EXERCÍCIOS PROPOSTOS:
1 - Copie, sem alterações, uma parte do excerto sobre a economia social: comece nas palavras que contêm "Beatriz Caitana, investigadora" e pare depois de "uma moeda social.".
2 - Segundo o excerto sobre a economia social, que percentagem dos equipamentos sociais detêm as IPSS?

EXCERTO DO DOCUMENTO:
▬▬▬

A terceira apresentação coube a Sílvia Ferreira, investigadora do Centro de Estudos Sociais, que abordou alguns dos aspetos formais da economia social e solidária em Portugal. A investigadora começou por falar na Conta Satélite da Economia Social e do peso que este setor tem na economia nacional, destacando as quase 72 mil entidades que a compõem e as mais de 236 mil pessoas que empregam. As organizações que mais peso têm na economia social são as de cultura, comunicação e atividades de recreio, seguindo-se as religiosas, os serviços sociais e as atividades de intervenção cívica, jurídica, política e internacional. No que toca aos grupos de entidades, as associações com fins altruísticos são as mais comuns, representando perto de 93% das entidades da economia nacional.
Sílvia Ferreira mencionou também o Inquérito ao Setor da Economia Social promovido Instituto Nacional de Estatística, frisando o número de pessoas que estão relacionadas, inscritas, que são membros ou associados das organizações da economia social, que se aproxima dos 20,5 milhões, significando este valor que, em média, cada pessoa em Portugal está ligada a duas organizações da economia social, o que atesta o quão presentes estas organizações estão no nosso quotidiano. A investigadora salientou ainda que, de entre as IPSS, que são das entidades mais importantes da economia social, as mais comuns são as de serviços sociais (56%), seguindo-se as de saúde (26%) e as de educação (6%). As IPSS detêm também cerca de 60% dos equipamentos sociais e representam mais de metade dos trabalhadores da economia social.
Beatriz Caitana, investigadora do CES e membro do projeto URBiNAT fez o primeiro comentário da sessão, focando-se no conceito de solidariedade. No caso do Brasil, deu o exemplo da recente experiência do banco comunitário – uma instituição de desenvolvimento territorial financiado por empresas –, concebido para providenciar apoio de emergência para assegurar o acesso a alimentos, produtos de higiene ou limpeza, criando também uma moeda social.

▬▬▬

(Dados de deteção da estrutura do documento)
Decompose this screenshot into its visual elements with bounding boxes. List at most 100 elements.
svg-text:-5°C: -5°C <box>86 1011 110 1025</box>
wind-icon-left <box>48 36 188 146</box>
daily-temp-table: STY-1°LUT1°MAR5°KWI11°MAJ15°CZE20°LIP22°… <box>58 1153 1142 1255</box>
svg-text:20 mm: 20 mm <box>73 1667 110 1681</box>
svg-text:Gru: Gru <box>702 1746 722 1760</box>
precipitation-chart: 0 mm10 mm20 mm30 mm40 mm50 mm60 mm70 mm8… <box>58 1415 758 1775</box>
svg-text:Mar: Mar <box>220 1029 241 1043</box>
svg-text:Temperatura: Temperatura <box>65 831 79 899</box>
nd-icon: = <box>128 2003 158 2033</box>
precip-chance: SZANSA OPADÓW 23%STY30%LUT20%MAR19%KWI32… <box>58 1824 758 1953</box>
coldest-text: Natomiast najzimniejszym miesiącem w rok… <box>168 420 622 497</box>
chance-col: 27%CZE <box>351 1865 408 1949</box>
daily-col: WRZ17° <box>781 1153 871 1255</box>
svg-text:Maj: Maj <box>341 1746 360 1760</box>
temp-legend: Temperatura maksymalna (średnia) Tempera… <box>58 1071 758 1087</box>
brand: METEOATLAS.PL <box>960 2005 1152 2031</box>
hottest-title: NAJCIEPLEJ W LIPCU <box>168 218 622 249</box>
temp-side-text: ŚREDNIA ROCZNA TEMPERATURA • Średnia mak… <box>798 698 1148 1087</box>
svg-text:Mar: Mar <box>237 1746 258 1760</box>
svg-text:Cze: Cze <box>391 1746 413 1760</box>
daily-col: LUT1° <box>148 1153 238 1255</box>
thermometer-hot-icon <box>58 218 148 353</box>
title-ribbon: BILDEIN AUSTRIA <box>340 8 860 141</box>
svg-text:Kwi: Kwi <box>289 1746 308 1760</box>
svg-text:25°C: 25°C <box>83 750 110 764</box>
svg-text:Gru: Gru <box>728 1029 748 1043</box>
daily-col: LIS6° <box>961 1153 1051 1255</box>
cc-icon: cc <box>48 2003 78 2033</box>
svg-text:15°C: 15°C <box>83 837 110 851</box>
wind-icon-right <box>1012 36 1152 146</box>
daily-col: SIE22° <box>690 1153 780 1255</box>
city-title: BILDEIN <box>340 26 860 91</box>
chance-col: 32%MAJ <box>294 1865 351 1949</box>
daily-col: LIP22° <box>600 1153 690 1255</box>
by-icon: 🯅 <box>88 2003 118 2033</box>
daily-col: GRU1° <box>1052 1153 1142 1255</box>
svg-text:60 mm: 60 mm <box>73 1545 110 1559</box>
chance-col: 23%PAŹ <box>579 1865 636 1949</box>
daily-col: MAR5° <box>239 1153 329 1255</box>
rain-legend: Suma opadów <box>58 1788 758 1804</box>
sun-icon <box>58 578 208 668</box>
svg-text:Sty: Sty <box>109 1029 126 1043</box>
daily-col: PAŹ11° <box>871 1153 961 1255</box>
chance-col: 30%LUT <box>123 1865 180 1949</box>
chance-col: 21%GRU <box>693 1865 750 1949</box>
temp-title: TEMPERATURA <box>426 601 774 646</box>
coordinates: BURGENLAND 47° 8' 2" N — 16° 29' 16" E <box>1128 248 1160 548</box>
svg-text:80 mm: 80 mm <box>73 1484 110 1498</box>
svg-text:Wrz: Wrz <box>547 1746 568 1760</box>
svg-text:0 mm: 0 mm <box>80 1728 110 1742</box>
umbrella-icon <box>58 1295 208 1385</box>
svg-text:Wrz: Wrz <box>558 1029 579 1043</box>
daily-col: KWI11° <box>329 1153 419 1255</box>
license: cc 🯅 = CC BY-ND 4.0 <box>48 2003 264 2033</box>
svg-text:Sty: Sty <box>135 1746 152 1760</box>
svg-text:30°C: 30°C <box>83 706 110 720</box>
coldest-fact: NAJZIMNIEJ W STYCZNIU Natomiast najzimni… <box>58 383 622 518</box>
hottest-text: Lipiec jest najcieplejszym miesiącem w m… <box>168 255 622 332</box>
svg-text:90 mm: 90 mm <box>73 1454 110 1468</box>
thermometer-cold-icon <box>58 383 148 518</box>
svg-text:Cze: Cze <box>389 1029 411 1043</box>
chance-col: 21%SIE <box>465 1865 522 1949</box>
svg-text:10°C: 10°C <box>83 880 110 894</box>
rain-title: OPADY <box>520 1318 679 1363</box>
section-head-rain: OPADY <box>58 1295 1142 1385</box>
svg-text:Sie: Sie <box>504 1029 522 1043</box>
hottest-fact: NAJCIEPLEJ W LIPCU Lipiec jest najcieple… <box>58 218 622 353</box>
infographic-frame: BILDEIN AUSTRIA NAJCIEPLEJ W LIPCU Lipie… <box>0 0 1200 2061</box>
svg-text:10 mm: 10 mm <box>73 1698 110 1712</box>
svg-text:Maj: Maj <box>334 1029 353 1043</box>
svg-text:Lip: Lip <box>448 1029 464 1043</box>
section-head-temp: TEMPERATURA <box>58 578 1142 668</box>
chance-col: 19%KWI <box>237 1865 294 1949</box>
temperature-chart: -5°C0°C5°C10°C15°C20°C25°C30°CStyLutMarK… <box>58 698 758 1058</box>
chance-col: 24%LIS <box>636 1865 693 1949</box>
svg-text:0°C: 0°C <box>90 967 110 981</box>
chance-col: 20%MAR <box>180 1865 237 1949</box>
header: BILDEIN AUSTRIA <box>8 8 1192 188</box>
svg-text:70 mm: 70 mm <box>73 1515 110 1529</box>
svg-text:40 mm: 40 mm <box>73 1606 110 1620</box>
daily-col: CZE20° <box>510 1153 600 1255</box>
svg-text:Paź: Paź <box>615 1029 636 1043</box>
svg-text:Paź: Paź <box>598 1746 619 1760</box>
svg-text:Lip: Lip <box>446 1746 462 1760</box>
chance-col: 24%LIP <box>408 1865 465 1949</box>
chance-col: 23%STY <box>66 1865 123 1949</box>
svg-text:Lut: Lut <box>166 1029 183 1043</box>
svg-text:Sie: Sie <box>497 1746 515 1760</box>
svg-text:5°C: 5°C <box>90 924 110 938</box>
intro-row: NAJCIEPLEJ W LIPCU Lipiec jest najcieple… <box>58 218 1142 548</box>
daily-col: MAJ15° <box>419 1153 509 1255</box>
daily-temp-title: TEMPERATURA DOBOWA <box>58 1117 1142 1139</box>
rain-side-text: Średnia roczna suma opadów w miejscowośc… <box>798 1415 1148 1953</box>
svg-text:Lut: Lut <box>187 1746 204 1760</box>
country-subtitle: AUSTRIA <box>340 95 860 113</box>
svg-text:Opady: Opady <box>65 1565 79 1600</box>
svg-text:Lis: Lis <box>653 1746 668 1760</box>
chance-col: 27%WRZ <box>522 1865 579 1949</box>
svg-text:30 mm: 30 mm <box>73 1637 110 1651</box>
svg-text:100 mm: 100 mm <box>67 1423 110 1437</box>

▬▬▬

RESPOSTAS:
1 -
Beatriz Caitana, investigadora do CES e membro do projeto URBiNAT fez o primeiro comentário da sessão, focando-se no conceito de solidariedade. No caso do Brasil, deu o exemplo da recente experiência do banco comunitário – uma instituição de desenvolvimento territorial financiado por empresas –, concebido para providenciar apoio de emergência para assegurar o acesso a alimentos, produtos de higiene ou limpeza, criando também uma moeda social.

2 - As IPSS detêm cerca de 60% dos equipamentos sociais.